[DATA RECORDS]
---------------
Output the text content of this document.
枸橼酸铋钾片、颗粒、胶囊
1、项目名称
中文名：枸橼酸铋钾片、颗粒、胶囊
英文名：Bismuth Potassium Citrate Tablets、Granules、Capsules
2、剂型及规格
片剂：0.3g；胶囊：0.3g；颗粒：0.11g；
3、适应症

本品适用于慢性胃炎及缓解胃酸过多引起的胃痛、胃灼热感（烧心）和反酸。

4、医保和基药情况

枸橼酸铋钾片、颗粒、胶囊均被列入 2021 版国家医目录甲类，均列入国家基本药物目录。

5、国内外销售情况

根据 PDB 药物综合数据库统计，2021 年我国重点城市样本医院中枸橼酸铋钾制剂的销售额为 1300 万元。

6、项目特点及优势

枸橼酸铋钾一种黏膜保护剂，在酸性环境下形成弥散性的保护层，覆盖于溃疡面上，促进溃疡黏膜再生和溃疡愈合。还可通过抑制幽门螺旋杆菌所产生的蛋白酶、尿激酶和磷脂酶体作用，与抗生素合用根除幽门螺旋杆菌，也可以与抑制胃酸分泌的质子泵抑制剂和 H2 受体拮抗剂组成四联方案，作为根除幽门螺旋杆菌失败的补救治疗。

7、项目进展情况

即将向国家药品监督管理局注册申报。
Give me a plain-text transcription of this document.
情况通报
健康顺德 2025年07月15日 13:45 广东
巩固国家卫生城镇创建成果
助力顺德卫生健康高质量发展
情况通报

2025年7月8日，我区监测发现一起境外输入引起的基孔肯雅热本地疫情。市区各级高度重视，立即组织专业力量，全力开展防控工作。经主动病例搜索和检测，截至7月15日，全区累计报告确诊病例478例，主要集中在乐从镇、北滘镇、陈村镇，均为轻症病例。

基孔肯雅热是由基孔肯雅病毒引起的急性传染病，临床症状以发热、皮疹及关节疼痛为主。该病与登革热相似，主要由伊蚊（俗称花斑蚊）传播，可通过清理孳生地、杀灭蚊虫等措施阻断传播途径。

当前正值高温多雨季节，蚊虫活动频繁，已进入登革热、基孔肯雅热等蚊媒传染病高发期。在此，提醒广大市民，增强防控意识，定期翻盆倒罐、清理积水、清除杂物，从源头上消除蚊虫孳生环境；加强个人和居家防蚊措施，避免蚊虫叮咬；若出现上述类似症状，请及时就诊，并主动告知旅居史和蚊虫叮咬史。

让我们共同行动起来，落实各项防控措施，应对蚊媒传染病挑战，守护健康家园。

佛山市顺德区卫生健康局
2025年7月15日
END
---------------
[THE REQUEST] Transcribe the full listing above without leaving anything out.

[SOLUTION TO THIS TASK]
Output the text content of this document.
枸橼酸铋钾片、颗粒、胶囊
1、项目名称
中文名：枸橼酸铋钾片、颗粒、胶囊
英文名：Bismuth Potassium Citrate Tablets、Granules、Capsules
2、剂型及规格
片剂：0.3g；胶囊：0.3g；颗粒：0.11g；
3、适应症

本品适用于慢性胃炎及缓解胃酸过多引起的胃痛、胃灼热感（烧心）和反酸。

4、医保和基药情况

枸橼酸铋钾片、颗粒、胶囊均被列入 2021 版国家医目录甲类，均列入国家基本药物目录。

5、国内外销售情况

根据 PDB 药物综合数据库统计，2021 年我国重点城市样本医院中枸橼酸铋钾制剂的销售额为 1300 万元。

6、项目特点及优势

枸橼酸铋钾一种黏膜保护剂，在酸性环境下形成弥散性的保护层，覆盖于溃疡面上，促进溃疡黏膜再生和溃疡愈合。还可通过抑制幽门螺旋杆菌所产生的蛋白酶、尿激酶和磷脂酶体作用，与抗生素合用根除幽门螺旋杆菌，也可以与抑制胃酸分泌的质子泵抑制剂和 H2 受体拮抗剂组成四联方案，作为根除幽门螺旋杆菌失败的补救治疗。

7、项目进展情况

即将向国家药品监督管理局注册申报。
Give me a plain-text transcription of this document.
情况通报
健康顺德 2025年07月15日 13:45 广东
巩固国家卫生城镇创建成果
助力顺德卫生健康高质量发展
情况通报

2025年7月8日，我区监测发现一起境外输入引起的基孔肯雅热本地疫情。市区各级高度重视，立即组织专业力量，全力开展防控工作。经主动病例搜索和检测，截至7月15日，全区累计报告确诊病例478例，主要集中在乐从镇、北滘镇、陈村镇，均为轻症病例。

基孔肯雅热是由基孔肯雅病毒引起的急性传染病，临床症状以发热、皮疹及关节疼痛为主。该病与登革热相似，主要由伊蚊（俗称花斑蚊）传播，可通过清理孳生地、杀灭蚊虫等措施阻断传播途径。

当前正值高温多雨季节，蚊虫活动频繁，已进入登革热、基孔肯雅热等蚊媒传染病高发期。在此，提醒广大市民，增强防控意识，定期翻盆倒罐、清理积水、清除杂物，从源头上消除蚊虫孳生环境；加强个人和居家防蚊措施，避免蚊虫叮咬；若出现上述类似症状，请及时就诊，并主动告知旅居史和蚊虫叮咬史。

让我们共同行动起来，落实各项防控措施，应对蚊媒传染病挑战，守护健康家园。

佛山市顺德区卫生健康局
2025年7月15日
END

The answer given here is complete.